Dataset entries
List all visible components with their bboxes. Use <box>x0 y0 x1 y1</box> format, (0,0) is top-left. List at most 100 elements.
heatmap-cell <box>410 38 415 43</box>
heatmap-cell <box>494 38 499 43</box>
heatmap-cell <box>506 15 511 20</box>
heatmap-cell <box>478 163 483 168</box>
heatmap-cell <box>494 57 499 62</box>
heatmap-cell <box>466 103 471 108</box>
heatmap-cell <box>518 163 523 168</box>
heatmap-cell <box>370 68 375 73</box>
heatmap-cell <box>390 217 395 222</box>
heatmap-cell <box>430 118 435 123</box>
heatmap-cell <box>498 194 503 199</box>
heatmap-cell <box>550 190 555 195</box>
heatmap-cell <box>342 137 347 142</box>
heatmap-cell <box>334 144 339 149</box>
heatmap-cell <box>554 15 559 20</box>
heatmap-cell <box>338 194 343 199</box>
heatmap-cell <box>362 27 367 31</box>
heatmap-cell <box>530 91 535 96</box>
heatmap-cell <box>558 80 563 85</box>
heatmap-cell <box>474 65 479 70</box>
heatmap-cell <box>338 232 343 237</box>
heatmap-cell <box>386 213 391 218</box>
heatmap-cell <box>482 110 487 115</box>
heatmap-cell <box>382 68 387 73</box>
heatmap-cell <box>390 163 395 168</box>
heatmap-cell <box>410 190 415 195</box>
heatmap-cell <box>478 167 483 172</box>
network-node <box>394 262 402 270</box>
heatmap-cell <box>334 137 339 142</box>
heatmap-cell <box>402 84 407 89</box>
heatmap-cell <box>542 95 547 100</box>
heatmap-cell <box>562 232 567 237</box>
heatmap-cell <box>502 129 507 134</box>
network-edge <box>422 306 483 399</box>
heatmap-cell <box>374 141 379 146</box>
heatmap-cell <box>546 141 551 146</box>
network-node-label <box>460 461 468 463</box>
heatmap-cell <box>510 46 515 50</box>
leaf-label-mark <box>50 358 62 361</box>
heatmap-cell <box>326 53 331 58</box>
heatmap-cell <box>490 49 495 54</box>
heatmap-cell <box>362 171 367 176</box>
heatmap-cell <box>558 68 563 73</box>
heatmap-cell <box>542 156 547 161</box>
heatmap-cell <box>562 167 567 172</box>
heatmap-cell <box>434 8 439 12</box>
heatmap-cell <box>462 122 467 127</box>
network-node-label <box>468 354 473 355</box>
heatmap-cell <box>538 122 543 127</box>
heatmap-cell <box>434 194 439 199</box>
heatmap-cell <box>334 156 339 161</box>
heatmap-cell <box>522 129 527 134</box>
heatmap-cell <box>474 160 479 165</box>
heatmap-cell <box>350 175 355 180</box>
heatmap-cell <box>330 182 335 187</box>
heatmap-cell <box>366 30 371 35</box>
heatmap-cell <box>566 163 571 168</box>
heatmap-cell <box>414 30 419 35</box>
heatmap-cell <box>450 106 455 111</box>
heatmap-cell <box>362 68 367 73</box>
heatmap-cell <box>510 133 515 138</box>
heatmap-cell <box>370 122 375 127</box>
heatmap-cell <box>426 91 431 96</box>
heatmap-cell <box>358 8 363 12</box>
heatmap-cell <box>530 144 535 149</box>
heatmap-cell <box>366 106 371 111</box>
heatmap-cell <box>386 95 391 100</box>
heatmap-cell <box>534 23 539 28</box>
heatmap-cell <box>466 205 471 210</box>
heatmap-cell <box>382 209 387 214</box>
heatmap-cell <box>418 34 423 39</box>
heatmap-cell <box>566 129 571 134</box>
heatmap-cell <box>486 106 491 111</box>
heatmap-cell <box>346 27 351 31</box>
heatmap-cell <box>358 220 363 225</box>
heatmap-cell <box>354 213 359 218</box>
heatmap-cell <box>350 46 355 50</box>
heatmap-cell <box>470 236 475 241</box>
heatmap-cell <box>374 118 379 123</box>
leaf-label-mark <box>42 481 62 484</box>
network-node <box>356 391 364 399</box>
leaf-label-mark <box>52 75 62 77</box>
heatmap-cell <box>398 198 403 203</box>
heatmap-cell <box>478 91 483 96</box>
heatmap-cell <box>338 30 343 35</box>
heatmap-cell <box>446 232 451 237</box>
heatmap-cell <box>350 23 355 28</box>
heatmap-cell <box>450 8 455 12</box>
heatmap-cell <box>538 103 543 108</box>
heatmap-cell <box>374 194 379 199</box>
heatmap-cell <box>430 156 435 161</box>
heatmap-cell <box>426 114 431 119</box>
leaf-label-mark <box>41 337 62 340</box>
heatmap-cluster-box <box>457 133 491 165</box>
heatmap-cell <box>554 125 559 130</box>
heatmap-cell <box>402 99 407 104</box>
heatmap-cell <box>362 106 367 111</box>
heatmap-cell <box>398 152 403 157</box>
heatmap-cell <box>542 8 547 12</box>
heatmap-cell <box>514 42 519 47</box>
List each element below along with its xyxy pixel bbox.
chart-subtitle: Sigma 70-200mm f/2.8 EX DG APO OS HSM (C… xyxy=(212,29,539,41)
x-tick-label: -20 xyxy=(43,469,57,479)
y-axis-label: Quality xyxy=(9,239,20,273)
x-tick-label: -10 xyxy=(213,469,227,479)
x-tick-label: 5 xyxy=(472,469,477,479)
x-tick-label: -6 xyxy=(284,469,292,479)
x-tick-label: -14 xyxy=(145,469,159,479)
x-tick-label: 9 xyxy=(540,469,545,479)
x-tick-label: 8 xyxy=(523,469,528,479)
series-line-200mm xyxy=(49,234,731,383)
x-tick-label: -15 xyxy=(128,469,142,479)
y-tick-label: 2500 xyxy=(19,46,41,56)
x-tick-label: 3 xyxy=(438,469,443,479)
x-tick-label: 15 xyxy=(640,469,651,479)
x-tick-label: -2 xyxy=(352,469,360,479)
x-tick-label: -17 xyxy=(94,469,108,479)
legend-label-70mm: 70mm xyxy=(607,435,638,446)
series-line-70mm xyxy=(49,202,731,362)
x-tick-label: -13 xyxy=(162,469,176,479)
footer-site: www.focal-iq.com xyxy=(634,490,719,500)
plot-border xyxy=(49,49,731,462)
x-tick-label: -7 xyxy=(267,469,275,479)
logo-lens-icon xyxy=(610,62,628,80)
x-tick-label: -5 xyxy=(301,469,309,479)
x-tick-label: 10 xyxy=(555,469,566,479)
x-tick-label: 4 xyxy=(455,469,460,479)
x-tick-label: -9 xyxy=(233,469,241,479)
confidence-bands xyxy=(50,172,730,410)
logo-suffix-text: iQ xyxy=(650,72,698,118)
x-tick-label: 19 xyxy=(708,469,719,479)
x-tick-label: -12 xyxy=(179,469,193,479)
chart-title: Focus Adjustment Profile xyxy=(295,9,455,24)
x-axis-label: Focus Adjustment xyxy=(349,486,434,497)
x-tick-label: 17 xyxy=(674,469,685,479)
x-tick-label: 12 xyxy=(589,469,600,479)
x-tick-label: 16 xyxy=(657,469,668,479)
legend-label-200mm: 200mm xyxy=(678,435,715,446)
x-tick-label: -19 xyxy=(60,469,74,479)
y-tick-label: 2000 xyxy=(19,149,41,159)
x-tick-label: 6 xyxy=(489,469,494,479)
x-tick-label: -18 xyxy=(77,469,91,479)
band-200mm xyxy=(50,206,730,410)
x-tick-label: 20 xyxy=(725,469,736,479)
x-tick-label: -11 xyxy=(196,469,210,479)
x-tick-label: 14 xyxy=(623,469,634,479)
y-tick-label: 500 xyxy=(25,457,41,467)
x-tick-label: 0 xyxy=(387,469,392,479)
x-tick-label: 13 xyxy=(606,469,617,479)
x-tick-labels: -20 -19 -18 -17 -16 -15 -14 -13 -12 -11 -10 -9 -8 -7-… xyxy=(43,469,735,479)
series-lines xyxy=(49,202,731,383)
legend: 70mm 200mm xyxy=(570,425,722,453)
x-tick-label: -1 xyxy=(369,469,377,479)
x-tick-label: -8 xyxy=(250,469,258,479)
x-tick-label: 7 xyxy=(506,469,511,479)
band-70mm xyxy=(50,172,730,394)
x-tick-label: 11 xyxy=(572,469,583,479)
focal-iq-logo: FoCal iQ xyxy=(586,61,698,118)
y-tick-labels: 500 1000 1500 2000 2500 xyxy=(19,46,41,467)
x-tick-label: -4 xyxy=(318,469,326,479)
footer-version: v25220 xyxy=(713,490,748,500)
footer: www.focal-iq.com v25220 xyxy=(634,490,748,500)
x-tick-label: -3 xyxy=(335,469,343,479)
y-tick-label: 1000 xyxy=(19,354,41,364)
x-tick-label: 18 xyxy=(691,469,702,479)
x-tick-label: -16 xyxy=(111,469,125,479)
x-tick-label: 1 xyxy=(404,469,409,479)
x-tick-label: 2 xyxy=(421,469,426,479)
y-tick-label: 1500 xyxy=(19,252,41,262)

...

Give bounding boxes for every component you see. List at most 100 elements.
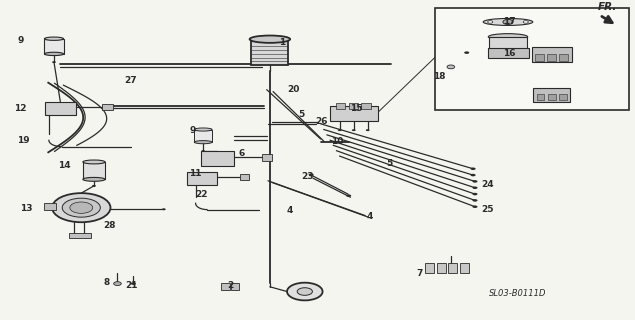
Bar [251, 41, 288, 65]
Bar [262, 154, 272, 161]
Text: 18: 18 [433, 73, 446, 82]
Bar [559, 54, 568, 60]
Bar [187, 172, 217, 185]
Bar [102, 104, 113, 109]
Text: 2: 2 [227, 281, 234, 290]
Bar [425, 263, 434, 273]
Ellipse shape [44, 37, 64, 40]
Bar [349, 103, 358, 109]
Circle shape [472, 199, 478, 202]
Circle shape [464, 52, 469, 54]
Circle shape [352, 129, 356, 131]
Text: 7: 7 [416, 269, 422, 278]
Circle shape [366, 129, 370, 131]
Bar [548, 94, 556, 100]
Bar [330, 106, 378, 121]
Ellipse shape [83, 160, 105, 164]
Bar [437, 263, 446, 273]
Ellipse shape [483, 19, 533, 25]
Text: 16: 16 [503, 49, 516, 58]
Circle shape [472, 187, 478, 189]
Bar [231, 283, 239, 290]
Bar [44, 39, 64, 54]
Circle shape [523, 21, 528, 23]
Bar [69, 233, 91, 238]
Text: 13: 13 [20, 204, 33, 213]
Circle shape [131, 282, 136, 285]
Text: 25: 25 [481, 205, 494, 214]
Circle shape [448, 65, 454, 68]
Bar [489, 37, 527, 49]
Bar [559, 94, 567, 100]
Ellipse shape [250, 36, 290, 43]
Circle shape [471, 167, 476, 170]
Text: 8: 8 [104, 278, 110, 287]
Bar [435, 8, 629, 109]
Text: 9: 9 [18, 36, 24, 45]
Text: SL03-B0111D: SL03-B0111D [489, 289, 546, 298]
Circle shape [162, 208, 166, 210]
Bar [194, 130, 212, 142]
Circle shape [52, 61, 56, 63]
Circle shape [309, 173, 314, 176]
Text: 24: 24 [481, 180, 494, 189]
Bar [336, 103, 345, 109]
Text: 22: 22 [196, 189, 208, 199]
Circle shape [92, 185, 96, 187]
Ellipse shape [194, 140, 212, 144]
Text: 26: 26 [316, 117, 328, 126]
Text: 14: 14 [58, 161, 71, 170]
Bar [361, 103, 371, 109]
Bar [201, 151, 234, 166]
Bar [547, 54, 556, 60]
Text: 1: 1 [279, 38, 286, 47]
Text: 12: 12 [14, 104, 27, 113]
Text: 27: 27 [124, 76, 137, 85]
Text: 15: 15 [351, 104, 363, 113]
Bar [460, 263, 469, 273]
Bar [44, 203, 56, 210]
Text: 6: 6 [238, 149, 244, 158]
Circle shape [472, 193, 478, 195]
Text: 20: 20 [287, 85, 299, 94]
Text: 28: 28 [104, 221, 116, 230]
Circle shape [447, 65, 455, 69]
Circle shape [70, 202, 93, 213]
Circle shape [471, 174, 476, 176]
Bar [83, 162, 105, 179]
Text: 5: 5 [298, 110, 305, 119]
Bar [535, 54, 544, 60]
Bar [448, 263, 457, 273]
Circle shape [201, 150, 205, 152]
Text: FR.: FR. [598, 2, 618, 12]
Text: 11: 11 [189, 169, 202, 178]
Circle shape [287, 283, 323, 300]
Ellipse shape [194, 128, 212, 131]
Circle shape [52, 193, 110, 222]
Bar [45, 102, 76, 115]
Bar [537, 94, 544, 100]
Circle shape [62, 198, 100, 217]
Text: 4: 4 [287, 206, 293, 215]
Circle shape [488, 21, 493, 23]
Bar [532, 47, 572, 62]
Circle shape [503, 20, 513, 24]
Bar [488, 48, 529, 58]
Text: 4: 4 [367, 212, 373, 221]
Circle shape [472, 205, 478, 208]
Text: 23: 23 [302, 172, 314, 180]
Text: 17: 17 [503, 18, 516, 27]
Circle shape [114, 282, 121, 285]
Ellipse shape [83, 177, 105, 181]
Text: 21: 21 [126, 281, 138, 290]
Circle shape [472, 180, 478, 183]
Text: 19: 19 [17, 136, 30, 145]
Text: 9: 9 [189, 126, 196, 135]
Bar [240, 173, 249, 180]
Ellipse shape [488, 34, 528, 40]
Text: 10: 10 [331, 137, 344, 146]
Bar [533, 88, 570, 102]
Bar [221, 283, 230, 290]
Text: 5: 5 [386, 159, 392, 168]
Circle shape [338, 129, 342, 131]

...

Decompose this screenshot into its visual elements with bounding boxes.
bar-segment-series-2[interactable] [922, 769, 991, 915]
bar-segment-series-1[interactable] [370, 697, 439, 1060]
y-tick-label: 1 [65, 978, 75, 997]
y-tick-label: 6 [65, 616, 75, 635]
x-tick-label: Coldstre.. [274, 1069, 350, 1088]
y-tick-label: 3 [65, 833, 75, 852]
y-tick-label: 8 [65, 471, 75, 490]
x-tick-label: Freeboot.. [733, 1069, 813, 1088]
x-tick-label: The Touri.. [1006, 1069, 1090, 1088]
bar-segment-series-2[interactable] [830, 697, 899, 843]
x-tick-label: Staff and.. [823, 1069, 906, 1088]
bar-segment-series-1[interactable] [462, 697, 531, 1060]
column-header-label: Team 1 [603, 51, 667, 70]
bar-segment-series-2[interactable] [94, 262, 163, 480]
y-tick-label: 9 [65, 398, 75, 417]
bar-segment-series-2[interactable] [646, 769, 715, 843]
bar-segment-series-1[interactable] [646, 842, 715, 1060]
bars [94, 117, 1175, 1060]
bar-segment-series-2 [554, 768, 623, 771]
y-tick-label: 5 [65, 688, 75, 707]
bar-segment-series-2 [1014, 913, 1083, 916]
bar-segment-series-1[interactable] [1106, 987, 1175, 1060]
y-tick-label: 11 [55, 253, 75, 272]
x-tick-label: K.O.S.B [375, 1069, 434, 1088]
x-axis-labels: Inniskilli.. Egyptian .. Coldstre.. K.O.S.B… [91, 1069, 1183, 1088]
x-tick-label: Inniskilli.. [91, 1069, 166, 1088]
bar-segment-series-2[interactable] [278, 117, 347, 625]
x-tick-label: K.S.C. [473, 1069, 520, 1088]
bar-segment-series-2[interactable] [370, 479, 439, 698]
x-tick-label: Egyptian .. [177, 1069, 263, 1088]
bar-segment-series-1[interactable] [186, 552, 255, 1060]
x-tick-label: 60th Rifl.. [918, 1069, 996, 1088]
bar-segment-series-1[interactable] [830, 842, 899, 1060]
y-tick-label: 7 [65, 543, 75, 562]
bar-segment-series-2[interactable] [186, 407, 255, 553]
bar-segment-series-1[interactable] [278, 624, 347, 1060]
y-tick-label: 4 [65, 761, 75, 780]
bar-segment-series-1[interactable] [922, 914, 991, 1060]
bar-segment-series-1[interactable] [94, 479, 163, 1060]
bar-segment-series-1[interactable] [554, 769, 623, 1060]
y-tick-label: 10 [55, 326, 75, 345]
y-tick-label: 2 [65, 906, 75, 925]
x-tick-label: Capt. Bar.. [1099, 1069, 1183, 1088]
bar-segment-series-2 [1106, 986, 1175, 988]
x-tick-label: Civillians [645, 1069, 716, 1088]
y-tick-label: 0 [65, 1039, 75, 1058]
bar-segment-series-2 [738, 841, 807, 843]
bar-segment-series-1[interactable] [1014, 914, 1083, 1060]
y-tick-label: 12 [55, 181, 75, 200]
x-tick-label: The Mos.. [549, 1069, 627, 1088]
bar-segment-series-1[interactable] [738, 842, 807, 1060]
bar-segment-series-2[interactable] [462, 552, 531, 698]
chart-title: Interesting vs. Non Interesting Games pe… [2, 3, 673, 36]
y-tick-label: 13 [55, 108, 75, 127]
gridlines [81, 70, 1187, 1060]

### What is required
Reproduce the listing lines from the line with "Decompose this screenshot" to the line with "bar-segment-series-1[interactable] [646, 842, 715, 1060]", substituting "legend-label" for "column-header-label" and leaving everything else unchanged.

### In response
Decompose this screenshot into its visual elements with bounding boxes.
bar-segment-series-2[interactable] [922, 769, 991, 915]
bar-segment-series-1[interactable] [370, 697, 439, 1060]
y-tick-label: 1 [65, 978, 75, 997]
y-tick-label: 6 [65, 616, 75, 635]
x-tick-label: Coldstre.. [274, 1069, 350, 1088]
y-tick-label: 3 [65, 833, 75, 852]
y-tick-label: 8 [65, 471, 75, 490]
x-tick-label: Freeboot.. [733, 1069, 813, 1088]
x-tick-label: The Touri.. [1006, 1069, 1090, 1088]
bar-segment-series-2[interactable] [830, 697, 899, 843]
x-tick-label: Staff and.. [823, 1069, 906, 1088]
bar-segment-series-1[interactable] [462, 697, 531, 1060]
legend-label: Team 1 [603, 51, 667, 70]
bar-segment-series-2[interactable] [94, 262, 163, 480]
y-tick-label: 9 [65, 398, 75, 417]
bar-segment-series-2[interactable] [646, 769, 715, 843]
bar-segment-series-1[interactable] [646, 842, 715, 1060]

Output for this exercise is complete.